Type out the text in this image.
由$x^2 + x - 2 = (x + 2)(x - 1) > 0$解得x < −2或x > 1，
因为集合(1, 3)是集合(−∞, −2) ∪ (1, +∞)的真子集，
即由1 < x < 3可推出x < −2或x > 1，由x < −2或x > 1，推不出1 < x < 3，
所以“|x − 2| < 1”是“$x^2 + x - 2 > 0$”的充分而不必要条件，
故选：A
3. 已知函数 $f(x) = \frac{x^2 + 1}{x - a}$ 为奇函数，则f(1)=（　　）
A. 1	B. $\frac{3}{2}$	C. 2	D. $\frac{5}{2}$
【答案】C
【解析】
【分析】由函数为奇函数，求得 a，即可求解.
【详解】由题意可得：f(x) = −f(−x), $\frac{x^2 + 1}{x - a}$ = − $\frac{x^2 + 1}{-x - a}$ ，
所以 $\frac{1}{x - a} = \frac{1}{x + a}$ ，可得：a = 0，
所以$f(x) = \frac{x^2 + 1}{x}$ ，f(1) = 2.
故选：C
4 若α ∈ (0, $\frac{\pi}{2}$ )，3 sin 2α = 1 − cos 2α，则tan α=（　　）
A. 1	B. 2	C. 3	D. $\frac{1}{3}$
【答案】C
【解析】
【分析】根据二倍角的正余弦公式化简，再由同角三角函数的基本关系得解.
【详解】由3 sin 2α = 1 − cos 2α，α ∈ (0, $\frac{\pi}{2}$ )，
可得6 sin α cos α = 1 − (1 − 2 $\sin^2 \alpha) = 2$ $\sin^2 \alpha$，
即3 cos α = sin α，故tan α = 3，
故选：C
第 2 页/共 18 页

## TASK PROMPT:
Return all of the above records exactly, leaving no line out.

## SOLVED PROBLEM:
Type out the text in this image.
由$x^2 + x - 2 = (x + 2)(x - 1) > 0$解得x < −2或x > 1，
因为集合(1, 3)是集合(−∞, −2) ∪ (1, +∞)的真子集，
即由1 < x < 3可推出x < −2或x > 1，由x < −2或x > 1，推不出1 < x < 3，
所以“|x − 2| < 1”是“$x^2 + x - 2 > 0$”的充分而不必要条件，
故选：A
3. 已知函数 $f(x) = \frac{x^2 + 1}{x - a}$ 为奇函数，则f(1)=（　　）
A. 1	B. $\frac{3}{2}$	C. 2	D. $\frac{5}{2}$
【答案】C
【解析】
【分析】由函数为奇函数，求得 a，即可求解.
【详解】由题意可得：f(x) = −f(−x), $\frac{x^2 + 1}{x - a}$ = − $\frac{x^2 + 1}{-x - a}$ ，
所以 $\frac{1}{x - a} = \frac{1}{x + a}$ ，可得：a = 0，
所以$f(x) = \frac{x^2 + 1}{x}$ ，f(1) = 2.
故选：C
4 若α ∈ (0, $\frac{\pi}{2}$ )，3 sin 2α = 1 − cos 2α，则tan α=（　　）
A. 1	B. 2	C. 3	D. $\frac{1}{3}$
【答案】C
【解析】
【分析】根据二倍角的正余弦公式化简，再由同角三角函数的基本关系得解.
【详解】由3 sin 2α = 1 − cos 2α，α ∈ (0, $\frac{\pi}{2}$ )，
可得6 sin α cos α = 1 − (1 − 2 $\sin^2 \alpha) = 2$ $\sin^2 \alpha$，
即3 cos α = sin α，故tan α = 3，
故选：C
第 2 页/共 18 页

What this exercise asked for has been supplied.